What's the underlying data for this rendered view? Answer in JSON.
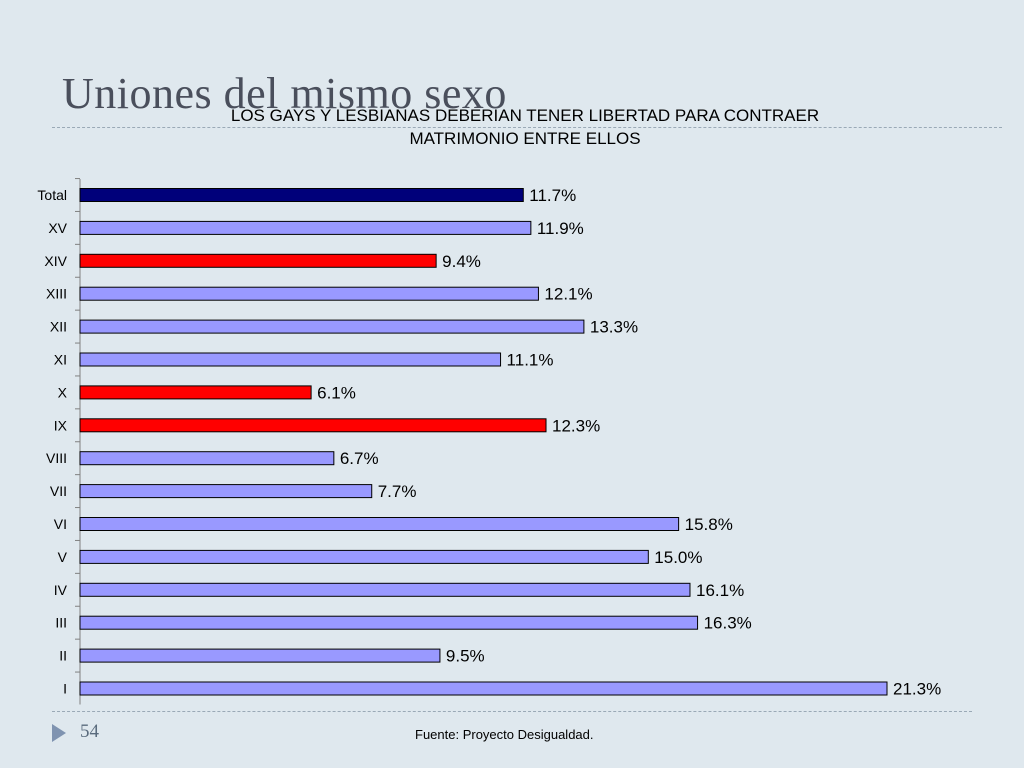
{
  "slide": {
    "title": "Uniones del mismo sexo",
    "page_number": "54",
    "source": "Fuente: Proyecto Desigualdad."
  },
  "chart_data": {
    "type": "bar",
    "orientation": "horizontal",
    "title_lines": [
      "LOS GAYS Y LESBIANAS DEBERIAN TENER LIBERTAD PARA CONTRAER",
      "MATRIMONIO ENTRE ELLOS"
    ],
    "categories": [
      "Total",
      "XV",
      "XIV",
      "XIII",
      "XII",
      "XI",
      "X",
      "IX",
      "VIII",
      "VII",
      "VI",
      "V",
      "IV",
      "III",
      "II",
      "I"
    ],
    "values": [
      11.7,
      11.9,
      9.4,
      12.1,
      13.3,
      11.1,
      6.1,
      12.3,
      6.7,
      7.7,
      15.8,
      15.0,
      16.1,
      16.3,
      9.5,
      21.3
    ],
    "value_labels": [
      "11.7%",
      "11.9%",
      "9.4%",
      "12.1%",
      "13.3%",
      "11.1%",
      "6.1%",
      "12.3%",
      "6.7%",
      "7.7%",
      "15.8%",
      "15.0%",
      "16.1%",
      "16.3%",
      "9.5%",
      "21.3%"
    ],
    "colors": [
      "#00007a",
      "#9999ff",
      "#ff0000",
      "#9999ff",
      "#9999ff",
      "#9999ff",
      "#ff0000",
      "#ff0000",
      "#9999ff",
      "#9999ff",
      "#9999ff",
      "#9999ff",
      "#9999ff",
      "#9999ff",
      "#9999ff",
      "#9999ff"
    ],
    "xlim": [
      0,
      21.3
    ],
    "grid": false,
    "legend": "none"
  }
}
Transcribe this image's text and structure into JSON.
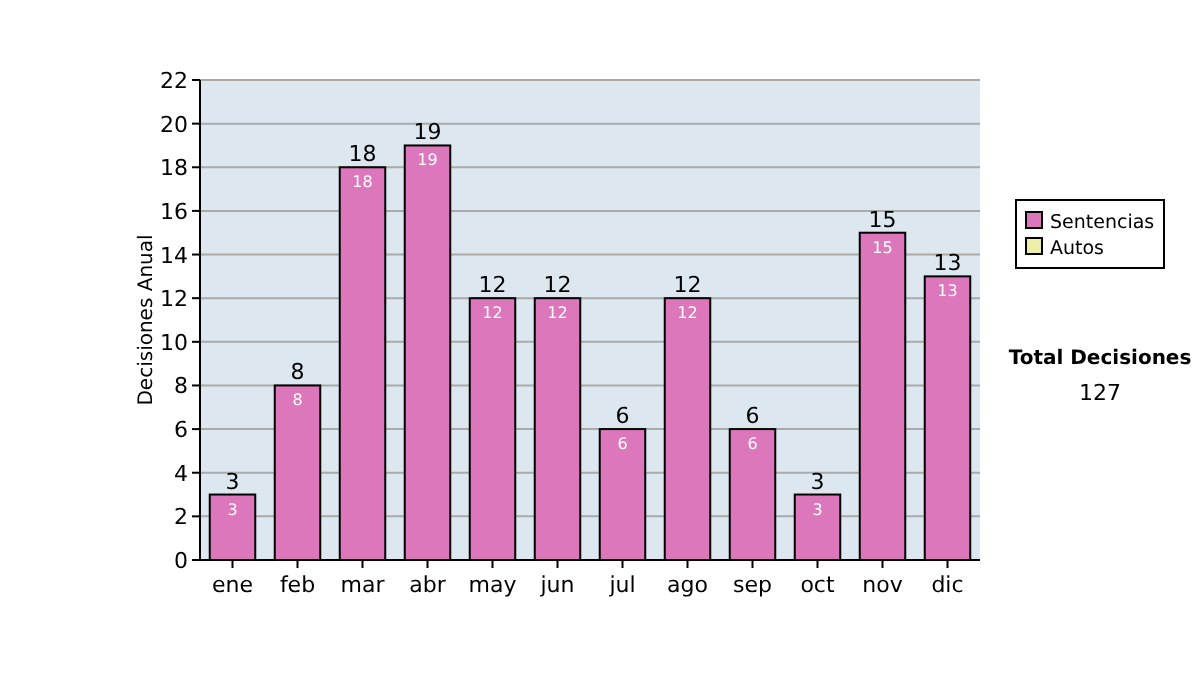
{
  "chart_data": {
    "type": "bar",
    "ylabel": "Decisiones Anual",
    "categories": [
      "ene",
      "feb",
      "mar",
      "abr",
      "may",
      "jun",
      "jul",
      "ago",
      "sep",
      "oct",
      "nov",
      "dic"
    ],
    "series": [
      {
        "name": "Sentencias",
        "color": "#dd77bb",
        "values": [
          3,
          8,
          18,
          19,
          12,
          12,
          6,
          12,
          6,
          3,
          15,
          13
        ]
      },
      {
        "name": "Autos",
        "color": "#eeeeaa",
        "values": [
          null,
          null,
          null,
          null,
          null,
          null,
          null,
          null,
          null,
          null,
          null,
          null
        ]
      }
    ],
    "stacked": true,
    "totals": [
      "3",
      "8",
      "18",
      "19",
      "12",
      "12",
      "6",
      "12",
      "6",
      "3",
      "15",
      "13"
    ],
    "data_labels": true,
    "ylim": [
      0,
      22
    ],
    "yticks": [
      0,
      2,
      4,
      6,
      8,
      10,
      12,
      14,
      16,
      18,
      20,
      22
    ],
    "grid": "y",
    "legend": "right",
    "annotations": [
      "Total Decisiones",
      "127"
    ]
  }
}
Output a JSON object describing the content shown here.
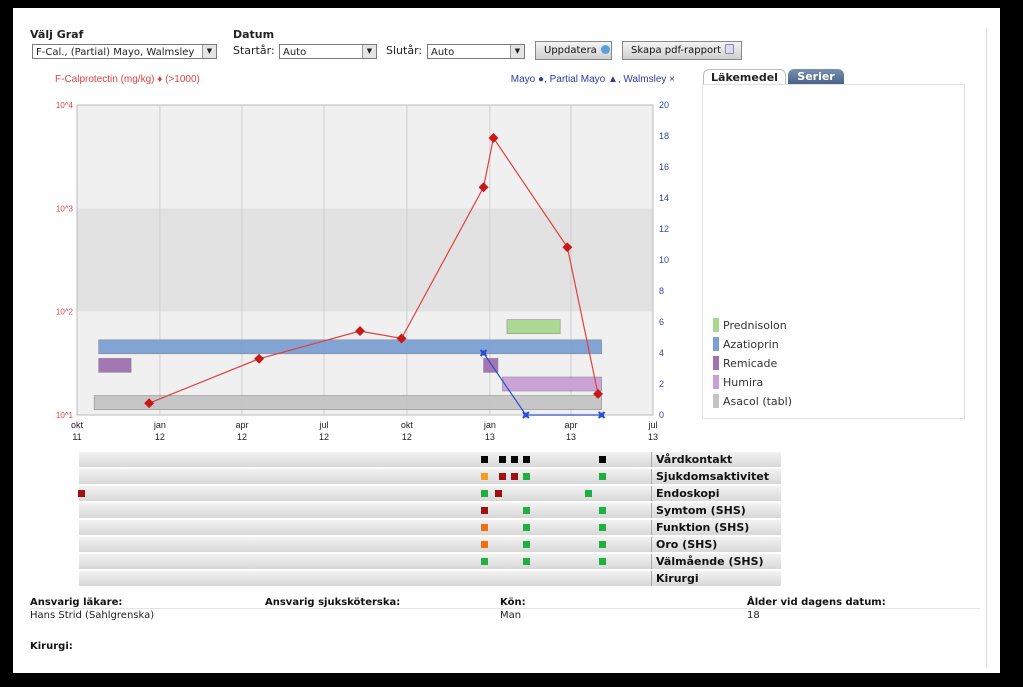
* * * * *
Return each line exactly as written. Any picture gets left out.

What's the underlying data for this rendered view? Answer in JSON.
{
  "slide": {
    "title": "Uniones del mismo sexo",
    "page_number": "54",
    "source": "Fuente: Proyecto Desigualdad."
  },
  "chart_data": {
    "type": "bar",
    "orientation": "horizontal",
    "title_lines": [
      "LOS GAYS Y LESBIANAS DEBERIAN TENER LIBERTAD PARA CONTRAER",
      "MATRIMONIO ENTRE ELLOS"
    ],
    "categories": [
      "Total",
      "XV",
      "XIV",
      "XIII",
      "XII",
      "XI",
      "X",
      "IX",
      "VIII",
      "VII",
      "VI",
      "V",
      "IV",
      "III",
      "II",
      "I"
    ],
    "values": [
      11.7,
      11.9,
      9.4,
      12.1,
      13.3,
      11.1,
      6.1,
      12.3,
      6.7,
      7.7,
      15.8,
      15.0,
      16.1,
      16.3,
      9.5,
      21.3
    ],
    "value_labels": [
      "11.7%",
      "11.9%",
      "9.4%",
      "12.1%",
      "13.3%",
      "11.1%",
      "6.1%",
      "12.3%",
      "6.7%",
      "7.7%",
      "15.8%",
      "15.0%",
      "16.1%",
      "16.3%",
      "9.5%",
      "21.3%"
    ],
    "colors": [
      "#00007a",
      "#9999ff",
      "#ff0000",
      "#9999ff",
      "#9999ff",
      "#9999ff",
      "#ff0000",
      "#ff0000",
      "#9999ff",
      "#9999ff",
      "#9999ff",
      "#9999ff",
      "#9999ff",
      "#9999ff",
      "#9999ff",
      "#9999ff"
    ],
    "xlim": [
      0,
      21.3
    ],
    "grid": false,
    "legend": "none"
  }
}
Transcribe this image's text and structure into JSON.
{
  "chart_data": {
    "type": "bar",
    "ylabel": "Decisiones Anual",
    "categories": [
      "ene",
      "feb",
      "mar",
      "abr",
      "may",
      "jun",
      "jul",
      "ago",
      "sep",
      "oct",
      "nov",
      "dic"
    ],
    "series": [
      {
        "name": "Sentencias",
        "color": "#dd77bb",
        "values": [
          3,
          8,
          18,
          19,
          12,
          12,
          6,
          12,
          6,
          3,
          15,
          13
        ]
      },
      {
        "name": "Autos",
        "color": "#eeeeaa",
        "values": [
          null,
          null,
          null,
          null,
          null,
          null,
          null,
          null,
          null,
          null,
          null,
          null
        ]
      }
    ],
    "stacked": true,
    "totals": [
      "3",
      "8",
      "18",
      "19",
      "12",
      "12",
      "6",
      "12",
      "6",
      "3",
      "15",
      "13"
    ],
    "data_labels": true,
    "ylim": [
      0,
      22
    ],
    "yticks": [
      0,
      2,
      4,
      6,
      8,
      10,
      12,
      14,
      16,
      18,
      20,
      22
    ],
    "grid": "y",
    "legend": "right",
    "annotations": [
      "Total Decisiones",
      "127"
    ]
  }
}
Output a JSON object describing the content shown here.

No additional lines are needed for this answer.